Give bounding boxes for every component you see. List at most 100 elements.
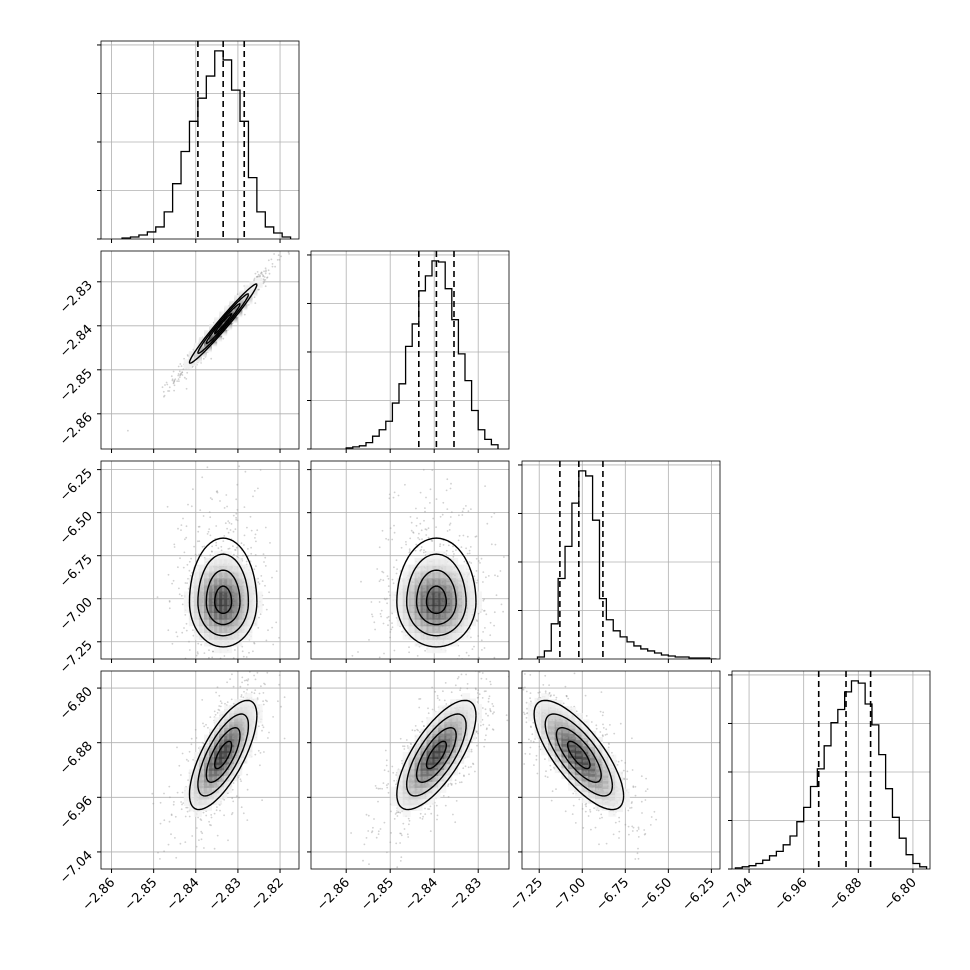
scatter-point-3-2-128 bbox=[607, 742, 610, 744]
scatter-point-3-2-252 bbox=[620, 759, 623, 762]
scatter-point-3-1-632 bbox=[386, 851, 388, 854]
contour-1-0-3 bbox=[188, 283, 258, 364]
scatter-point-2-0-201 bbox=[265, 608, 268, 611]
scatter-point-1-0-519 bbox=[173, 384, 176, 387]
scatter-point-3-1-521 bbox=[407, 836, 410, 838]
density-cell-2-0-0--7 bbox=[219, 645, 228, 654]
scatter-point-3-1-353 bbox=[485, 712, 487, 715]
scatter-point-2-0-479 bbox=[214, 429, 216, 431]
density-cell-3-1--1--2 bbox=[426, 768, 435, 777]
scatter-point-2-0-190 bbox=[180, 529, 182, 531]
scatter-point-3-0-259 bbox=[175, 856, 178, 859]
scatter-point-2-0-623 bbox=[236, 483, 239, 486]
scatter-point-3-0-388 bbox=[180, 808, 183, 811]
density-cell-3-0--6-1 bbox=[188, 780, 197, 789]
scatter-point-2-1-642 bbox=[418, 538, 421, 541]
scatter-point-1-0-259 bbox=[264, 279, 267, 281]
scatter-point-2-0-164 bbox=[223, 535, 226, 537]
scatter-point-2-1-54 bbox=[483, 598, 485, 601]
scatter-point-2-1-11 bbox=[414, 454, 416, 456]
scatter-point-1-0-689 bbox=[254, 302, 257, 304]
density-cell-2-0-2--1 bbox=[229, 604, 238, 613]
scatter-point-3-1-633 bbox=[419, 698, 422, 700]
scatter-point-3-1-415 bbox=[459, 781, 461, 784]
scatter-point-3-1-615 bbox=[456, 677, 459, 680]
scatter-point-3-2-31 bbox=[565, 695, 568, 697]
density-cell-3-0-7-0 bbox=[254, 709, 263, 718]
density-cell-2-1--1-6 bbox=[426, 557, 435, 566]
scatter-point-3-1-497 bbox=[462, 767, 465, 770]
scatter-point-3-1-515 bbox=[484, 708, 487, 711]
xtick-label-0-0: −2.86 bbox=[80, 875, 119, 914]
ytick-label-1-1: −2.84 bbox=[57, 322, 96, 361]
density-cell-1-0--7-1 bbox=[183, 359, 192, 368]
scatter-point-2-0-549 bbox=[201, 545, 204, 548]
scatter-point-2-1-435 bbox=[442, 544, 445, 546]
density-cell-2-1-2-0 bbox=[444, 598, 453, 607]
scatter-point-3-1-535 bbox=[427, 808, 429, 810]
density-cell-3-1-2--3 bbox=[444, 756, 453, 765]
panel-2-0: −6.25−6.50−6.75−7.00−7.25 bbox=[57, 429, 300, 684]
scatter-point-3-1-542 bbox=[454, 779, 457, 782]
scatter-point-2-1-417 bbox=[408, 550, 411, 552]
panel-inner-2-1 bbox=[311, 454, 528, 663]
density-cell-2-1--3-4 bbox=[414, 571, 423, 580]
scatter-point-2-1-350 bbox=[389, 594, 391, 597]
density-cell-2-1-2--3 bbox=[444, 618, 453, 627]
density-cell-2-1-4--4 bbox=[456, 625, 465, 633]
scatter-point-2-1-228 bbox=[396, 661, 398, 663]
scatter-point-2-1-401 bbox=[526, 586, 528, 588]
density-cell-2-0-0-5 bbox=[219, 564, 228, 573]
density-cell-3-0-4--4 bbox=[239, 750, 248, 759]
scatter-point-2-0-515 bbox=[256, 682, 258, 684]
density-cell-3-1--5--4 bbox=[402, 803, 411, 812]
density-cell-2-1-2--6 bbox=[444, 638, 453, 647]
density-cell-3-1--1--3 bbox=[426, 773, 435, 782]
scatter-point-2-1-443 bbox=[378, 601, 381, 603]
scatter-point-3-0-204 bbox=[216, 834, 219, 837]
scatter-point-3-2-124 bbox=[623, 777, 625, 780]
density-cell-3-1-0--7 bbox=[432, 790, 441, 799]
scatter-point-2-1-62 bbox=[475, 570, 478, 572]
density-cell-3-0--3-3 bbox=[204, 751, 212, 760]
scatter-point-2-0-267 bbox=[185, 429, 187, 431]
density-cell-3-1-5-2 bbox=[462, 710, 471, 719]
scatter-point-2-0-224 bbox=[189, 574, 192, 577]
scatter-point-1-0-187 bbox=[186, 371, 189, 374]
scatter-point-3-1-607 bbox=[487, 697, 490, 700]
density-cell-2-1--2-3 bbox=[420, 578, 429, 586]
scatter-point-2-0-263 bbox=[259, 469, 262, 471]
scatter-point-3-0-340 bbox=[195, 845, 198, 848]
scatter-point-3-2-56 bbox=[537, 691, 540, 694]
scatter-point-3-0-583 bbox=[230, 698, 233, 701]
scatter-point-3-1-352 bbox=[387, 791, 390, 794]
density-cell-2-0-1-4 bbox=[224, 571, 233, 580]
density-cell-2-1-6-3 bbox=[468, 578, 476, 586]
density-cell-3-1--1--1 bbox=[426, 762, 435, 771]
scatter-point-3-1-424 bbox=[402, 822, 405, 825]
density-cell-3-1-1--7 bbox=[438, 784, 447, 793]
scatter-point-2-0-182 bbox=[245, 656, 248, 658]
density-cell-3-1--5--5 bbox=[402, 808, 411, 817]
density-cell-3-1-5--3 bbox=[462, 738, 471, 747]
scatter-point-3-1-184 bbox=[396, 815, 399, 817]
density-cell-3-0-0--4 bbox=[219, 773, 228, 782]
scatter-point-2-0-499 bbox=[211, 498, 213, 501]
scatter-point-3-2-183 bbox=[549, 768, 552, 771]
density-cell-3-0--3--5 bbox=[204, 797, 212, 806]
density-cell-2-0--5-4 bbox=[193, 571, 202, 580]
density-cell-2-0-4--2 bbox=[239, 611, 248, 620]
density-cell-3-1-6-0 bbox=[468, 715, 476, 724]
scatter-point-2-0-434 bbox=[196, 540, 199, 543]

* * * * *

#### TASK DETAILS
Return every line of the entries above verbatim, omitting the pictures.

#### RESPONSE TO THIS EXERCISE
Give bounding boxes for every component you see. List at most 100 elements.
scatter-point-3-2-128 bbox=[607, 742, 610, 744]
scatter-point-3-2-252 bbox=[620, 759, 623, 762]
scatter-point-3-1-632 bbox=[386, 851, 388, 854]
contour-1-0-3 bbox=[188, 283, 258, 364]
scatter-point-2-0-201 bbox=[265, 608, 268, 611]
scatter-point-1-0-519 bbox=[173, 384, 176, 387]
scatter-point-3-1-521 bbox=[407, 836, 410, 838]
density-cell-2-0-0--7 bbox=[219, 645, 228, 654]
scatter-point-3-1-353 bbox=[485, 712, 487, 715]
scatter-point-2-0-479 bbox=[214, 429, 216, 431]
density-cell-3-1--1--2 bbox=[426, 768, 435, 777]
scatter-point-2-0-190 bbox=[180, 529, 182, 531]
scatter-point-3-0-259 bbox=[175, 856, 178, 859]
scatter-point-2-0-623 bbox=[236, 483, 239, 486]
scatter-point-3-0-388 bbox=[180, 808, 183, 811]
density-cell-3-0--6-1 bbox=[188, 780, 197, 789]
scatter-point-2-1-642 bbox=[418, 538, 421, 541]
scatter-point-1-0-259 bbox=[264, 279, 267, 281]
scatter-point-2-0-164 bbox=[223, 535, 226, 537]
scatter-point-2-1-54 bbox=[483, 598, 485, 601]
scatter-point-2-1-11 bbox=[414, 454, 416, 456]
scatter-point-1-0-689 bbox=[254, 302, 257, 304]
density-cell-2-0-2--1 bbox=[229, 604, 238, 613]
scatter-point-3-1-633 bbox=[419, 698, 422, 700]
scatter-point-3-1-415 bbox=[459, 781, 461, 784]
scatter-point-3-1-615 bbox=[456, 677, 459, 680]
scatter-point-3-2-31 bbox=[565, 695, 568, 697]
density-cell-3-0-7-0 bbox=[254, 709, 263, 718]
density-cell-2-1--1-6 bbox=[426, 557, 435, 566]
scatter-point-3-1-497 bbox=[462, 767, 465, 770]
scatter-point-3-1-515 bbox=[484, 708, 487, 711]
xtick-label-0-0: −2.86 bbox=[80, 875, 119, 914]
ytick-label-1-1: −2.84 bbox=[57, 322, 96, 361]
density-cell-1-0--7-1 bbox=[183, 359, 192, 368]
scatter-point-2-0-549 bbox=[201, 545, 204, 548]
scatter-point-2-1-435 bbox=[442, 544, 445, 546]
density-cell-2-1-2-0 bbox=[444, 598, 453, 607]
scatter-point-3-1-535 bbox=[427, 808, 429, 810]
density-cell-3-1-2--3 bbox=[444, 756, 453, 765]
panel-2-0: −6.25−6.50−6.75−7.00−7.25 bbox=[57, 429, 300, 684]
scatter-point-3-1-542 bbox=[454, 779, 457, 782]
scatter-point-2-1-417 bbox=[408, 550, 411, 552]
panel-inner-2-1 bbox=[311, 454, 528, 663]
density-cell-2-1--3-4 bbox=[414, 571, 423, 580]
scatter-point-2-1-350 bbox=[389, 594, 391, 597]
density-cell-2-1-2--3 bbox=[444, 618, 453, 627]
density-cell-2-1-4--4 bbox=[456, 625, 465, 633]
scatter-point-2-1-228 bbox=[396, 661, 398, 663]
scatter-point-2-1-401 bbox=[526, 586, 528, 588]
density-cell-2-0-0-5 bbox=[219, 564, 228, 573]
density-cell-3-0-4--4 bbox=[239, 750, 248, 759]
scatter-point-2-0-515 bbox=[256, 682, 258, 684]
density-cell-3-1--5--4 bbox=[402, 803, 411, 812]
density-cell-2-1-2--6 bbox=[444, 638, 453, 647]
density-cell-3-1--1--3 bbox=[426, 773, 435, 782]
scatter-point-2-1-443 bbox=[378, 601, 381, 603]
scatter-point-3-0-204 bbox=[216, 834, 219, 837]
scatter-point-3-2-124 bbox=[623, 777, 625, 780]
density-cell-3-1-0--7 bbox=[432, 790, 441, 799]
scatter-point-2-1-62 bbox=[475, 570, 478, 572]
density-cell-3-0--3-3 bbox=[204, 751, 212, 760]
scatter-point-2-0-267 bbox=[185, 429, 187, 431]
density-cell-3-1-5-2 bbox=[462, 710, 471, 719]
scatter-point-2-0-224 bbox=[189, 574, 192, 577]
scatter-point-1-0-187 bbox=[186, 371, 189, 374]
scatter-point-3-1-607 bbox=[487, 697, 490, 700]
density-cell-2-1--2-3 bbox=[420, 578, 429, 586]
scatter-point-2-0-263 bbox=[259, 469, 262, 471]
scatter-point-3-0-340 bbox=[195, 845, 198, 848]
scatter-point-3-2-56 bbox=[537, 691, 540, 694]
scatter-point-3-0-583 bbox=[230, 698, 233, 701]
scatter-point-3-1-352 bbox=[387, 791, 390, 794]
density-cell-2-0-1-4 bbox=[224, 571, 233, 580]
density-cell-2-1-6-3 bbox=[468, 578, 476, 586]
density-cell-3-1--1--1 bbox=[426, 762, 435, 771]
scatter-point-3-1-424 bbox=[402, 822, 405, 825]
density-cell-3-1-1--7 bbox=[438, 784, 447, 793]
scatter-point-2-0-182 bbox=[245, 656, 248, 658]
density-cell-3-1--5--5 bbox=[402, 808, 411, 817]
density-cell-3-1-5--3 bbox=[462, 738, 471, 747]
scatter-point-3-1-184 bbox=[396, 815, 399, 817]
density-cell-3-0-0--4 bbox=[219, 773, 228, 782]
scatter-point-2-0-499 bbox=[211, 498, 213, 501]
scatter-point-3-2-183 bbox=[549, 768, 552, 771]
density-cell-3-0--3--5 bbox=[204, 797, 212, 806]
density-cell-2-0--5-4 bbox=[193, 571, 202, 580]
density-cell-2-0-4--2 bbox=[239, 611, 248, 620]
density-cell-3-1-6-0 bbox=[468, 715, 476, 724]
scatter-point-2-0-434 bbox=[196, 540, 199, 543]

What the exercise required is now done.